Excerpt from a dataset:
# # # # #

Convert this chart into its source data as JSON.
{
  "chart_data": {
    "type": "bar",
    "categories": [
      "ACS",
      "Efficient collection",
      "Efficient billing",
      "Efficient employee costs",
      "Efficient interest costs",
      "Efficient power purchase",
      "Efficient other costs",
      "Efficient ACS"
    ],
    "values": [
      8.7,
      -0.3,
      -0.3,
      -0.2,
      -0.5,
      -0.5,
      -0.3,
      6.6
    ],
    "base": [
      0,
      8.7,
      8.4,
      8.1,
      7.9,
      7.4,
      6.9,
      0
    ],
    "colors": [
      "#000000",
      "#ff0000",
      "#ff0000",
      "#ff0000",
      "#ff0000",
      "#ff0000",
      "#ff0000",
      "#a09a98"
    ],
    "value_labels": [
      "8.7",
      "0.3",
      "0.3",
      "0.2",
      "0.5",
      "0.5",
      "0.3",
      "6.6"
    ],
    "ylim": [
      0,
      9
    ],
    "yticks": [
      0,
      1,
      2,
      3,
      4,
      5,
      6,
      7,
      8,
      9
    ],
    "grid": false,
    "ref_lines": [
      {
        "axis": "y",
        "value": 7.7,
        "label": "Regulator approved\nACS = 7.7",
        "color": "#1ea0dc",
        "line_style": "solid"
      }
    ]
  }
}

# # # # #

— Written task —
Exact copies of all the records are required.

— Answer to this task —
Convert this chart into its source data as JSON.
{
  "chart_data": {
    "type": "bar",
    "categories": [
      "ACS",
      "Efficient collection",
      "Efficient billing",
      "Efficient employee costs",
      "Efficient interest costs",
      "Efficient power purchase",
      "Efficient other costs",
      "Efficient ACS"
    ],
    "values": [
      8.7,
      -0.3,
      -0.3,
      -0.2,
      -0.5,
      -0.5,
      -0.3,
      6.6
    ],
    "base": [
      0,
      8.7,
      8.4,
      8.1,
      7.9,
      7.4,
      6.9,
      0
    ],
    "colors": [
      "#000000",
      "#ff0000",
      "#ff0000",
      "#ff0000",
      "#ff0000",
      "#ff0000",
      "#ff0000",
      "#a09a98"
    ],
    "value_labels": [
      "8.7",
      "0.3",
      "0.3",
      "0.2",
      "0.5",
      "0.5",
      "0.3",
      "6.6"
    ],
    "ylim": [
      0,
      9
    ],
    "yticks": [
      0,
      1,
      2,
      3,
      4,
      5,
      6,
      7,
      8,
      9
    ],
    "grid": false,
    "ref_lines": [
      {
        "axis": "y",
        "value": 7.7,
        "label": "Regulator approved\nACS = 7.7",
        "color": "#1ea0dc",
        "line_style": "solid"
      }
    ]
  }
}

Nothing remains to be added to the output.